## TO BE DONE
Rewrite only the lines from the one containing "- x-tick-label: 01.25: [277, 897, 317, 913]" through the one containing "- x-tick-label: 01.13: [80, 897, 120, 913]", putting "tooltip-marker" wherever "tooltip-bullet" occurs and leaving everything else unchanged.

Element position data:
• • • •

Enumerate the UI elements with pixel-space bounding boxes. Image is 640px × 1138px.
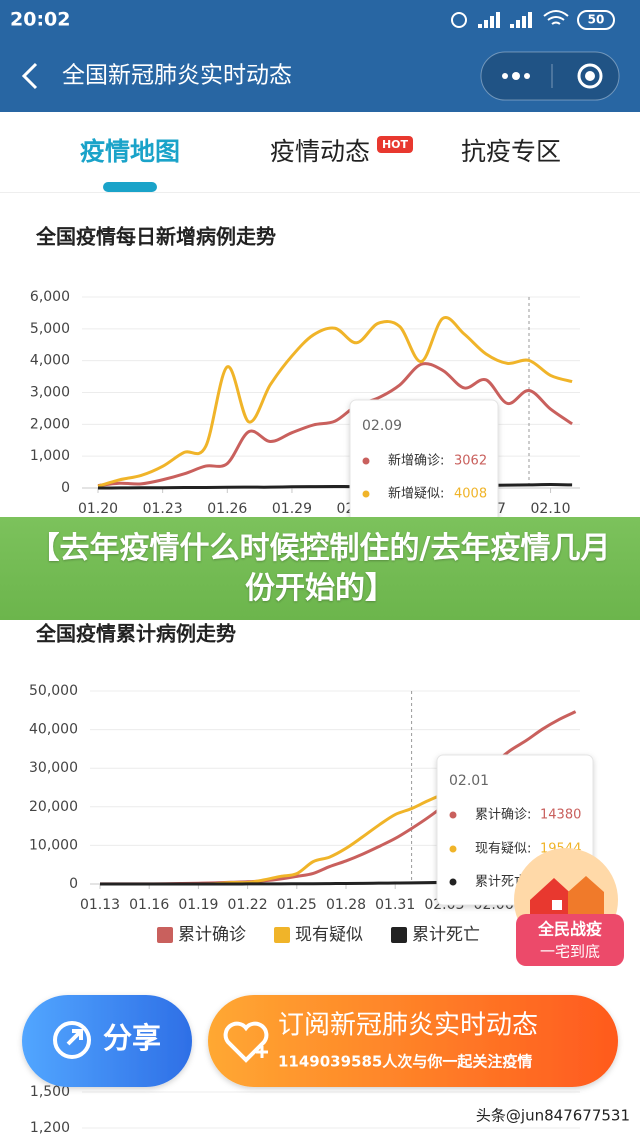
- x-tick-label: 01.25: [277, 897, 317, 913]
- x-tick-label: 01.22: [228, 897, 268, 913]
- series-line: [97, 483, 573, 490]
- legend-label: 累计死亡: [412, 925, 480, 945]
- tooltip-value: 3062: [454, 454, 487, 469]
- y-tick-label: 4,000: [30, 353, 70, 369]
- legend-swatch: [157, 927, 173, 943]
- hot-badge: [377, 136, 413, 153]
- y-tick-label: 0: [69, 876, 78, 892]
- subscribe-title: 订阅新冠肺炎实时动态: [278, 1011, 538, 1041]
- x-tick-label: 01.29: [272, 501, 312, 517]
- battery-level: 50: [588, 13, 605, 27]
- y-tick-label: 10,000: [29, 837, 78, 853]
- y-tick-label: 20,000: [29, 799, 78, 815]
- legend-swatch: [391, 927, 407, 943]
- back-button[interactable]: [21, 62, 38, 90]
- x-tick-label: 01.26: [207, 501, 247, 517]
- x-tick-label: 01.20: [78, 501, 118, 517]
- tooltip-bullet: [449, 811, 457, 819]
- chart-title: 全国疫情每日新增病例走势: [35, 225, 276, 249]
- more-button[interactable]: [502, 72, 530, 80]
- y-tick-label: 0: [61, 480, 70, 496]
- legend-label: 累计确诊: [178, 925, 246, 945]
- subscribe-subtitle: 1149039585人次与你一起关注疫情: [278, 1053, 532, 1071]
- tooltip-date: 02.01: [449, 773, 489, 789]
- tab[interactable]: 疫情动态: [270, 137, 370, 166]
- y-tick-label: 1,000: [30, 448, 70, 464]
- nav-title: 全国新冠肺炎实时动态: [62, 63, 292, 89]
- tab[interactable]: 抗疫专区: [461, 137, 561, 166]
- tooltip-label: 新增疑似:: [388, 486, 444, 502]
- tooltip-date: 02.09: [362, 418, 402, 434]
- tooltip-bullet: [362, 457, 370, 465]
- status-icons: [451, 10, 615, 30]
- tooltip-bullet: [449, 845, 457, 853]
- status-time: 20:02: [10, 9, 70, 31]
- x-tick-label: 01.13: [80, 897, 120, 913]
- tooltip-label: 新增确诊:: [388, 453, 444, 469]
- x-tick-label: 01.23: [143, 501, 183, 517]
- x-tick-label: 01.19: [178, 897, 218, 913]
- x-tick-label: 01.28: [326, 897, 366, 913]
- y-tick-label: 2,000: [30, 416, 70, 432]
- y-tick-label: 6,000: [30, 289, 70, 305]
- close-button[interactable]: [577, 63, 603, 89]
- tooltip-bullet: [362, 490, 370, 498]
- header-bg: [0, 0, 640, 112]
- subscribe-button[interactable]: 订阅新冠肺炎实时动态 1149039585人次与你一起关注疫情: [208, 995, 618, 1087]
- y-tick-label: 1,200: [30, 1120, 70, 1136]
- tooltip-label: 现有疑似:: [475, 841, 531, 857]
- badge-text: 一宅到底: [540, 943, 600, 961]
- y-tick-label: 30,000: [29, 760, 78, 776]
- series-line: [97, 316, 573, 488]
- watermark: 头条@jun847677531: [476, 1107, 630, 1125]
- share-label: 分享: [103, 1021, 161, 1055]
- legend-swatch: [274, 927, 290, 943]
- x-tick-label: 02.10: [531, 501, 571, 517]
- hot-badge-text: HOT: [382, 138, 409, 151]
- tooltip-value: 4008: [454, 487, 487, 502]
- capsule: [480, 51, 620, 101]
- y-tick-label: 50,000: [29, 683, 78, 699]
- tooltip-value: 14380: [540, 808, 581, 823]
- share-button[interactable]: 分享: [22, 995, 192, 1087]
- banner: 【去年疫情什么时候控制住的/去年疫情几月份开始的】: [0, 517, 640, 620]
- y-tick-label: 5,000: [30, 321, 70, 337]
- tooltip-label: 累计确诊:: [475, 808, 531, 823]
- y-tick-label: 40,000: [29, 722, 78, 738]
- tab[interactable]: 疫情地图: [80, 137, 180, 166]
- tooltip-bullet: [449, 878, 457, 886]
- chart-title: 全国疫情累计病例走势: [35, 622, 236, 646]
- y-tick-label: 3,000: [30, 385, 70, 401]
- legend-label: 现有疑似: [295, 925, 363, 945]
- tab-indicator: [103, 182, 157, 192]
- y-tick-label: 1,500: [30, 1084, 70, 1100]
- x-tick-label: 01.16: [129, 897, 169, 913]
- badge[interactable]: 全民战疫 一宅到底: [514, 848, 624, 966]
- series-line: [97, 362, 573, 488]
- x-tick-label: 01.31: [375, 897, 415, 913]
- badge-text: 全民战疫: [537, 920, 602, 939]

• • • •

## OUTPUT OF THE EXERCISE
- x-tick-label: 01.25: [277, 897, 317, 913]
- x-tick-label: 01.22: [228, 897, 268, 913]
- series-line: [97, 483, 573, 490]
- legend-label: 累计死亡: [412, 925, 480, 945]
- tooltip-value: 3062: [454, 454, 487, 469]
- y-tick-label: 4,000: [30, 353, 70, 369]
- legend-swatch: [157, 927, 173, 943]
- hot-badge: [377, 136, 413, 153]
- y-tick-label: 0: [69, 876, 78, 892]
- subscribe-title: 订阅新冠肺炎实时动态: [278, 1011, 538, 1041]
- x-tick-label: 01.29: [272, 501, 312, 517]
- battery-level: 50: [588, 13, 605, 27]
- y-tick-label: 10,000: [29, 837, 78, 853]
- y-tick-label: 20,000: [29, 799, 78, 815]
- legend-swatch: [391, 927, 407, 943]
- back-button[interactable]: [21, 62, 38, 90]
- x-tick-label: 01.26: [207, 501, 247, 517]
- x-tick-label: 01.20: [78, 501, 118, 517]
- tooltip-marker: [449, 811, 457, 819]
- chart-title: 全国疫情每日新增病例走势: [35, 225, 276, 249]
- more-button[interactable]: [502, 72, 530, 80]
- y-tick-label: 0: [61, 480, 70, 496]
- legend-label: 累计确诊: [178, 925, 246, 945]
- subscribe-subtitle: 1149039585人次与你一起关注疫情: [278, 1053, 532, 1071]
- tooltip-date: 02.01: [449, 773, 489, 789]
- tab[interactable]: 疫情动态: [270, 137, 370, 166]
- y-tick-label: 1,000: [30, 448, 70, 464]
- nav-title: 全国新冠肺炎实时动态: [62, 63, 292, 89]
- tab[interactable]: 抗疫专区: [461, 137, 561, 166]
- tooltip-label: 新增疑似:: [388, 486, 444, 502]
- tooltip-date: 02.09: [362, 418, 402, 434]
- tooltip-marker: [362, 457, 370, 465]
- status-icons: [451, 10, 615, 30]
- tooltip-marker: [449, 845, 457, 853]
- status-time: 20:02: [10, 9, 70, 31]
- x-tick-label: 01.13: [80, 897, 120, 913]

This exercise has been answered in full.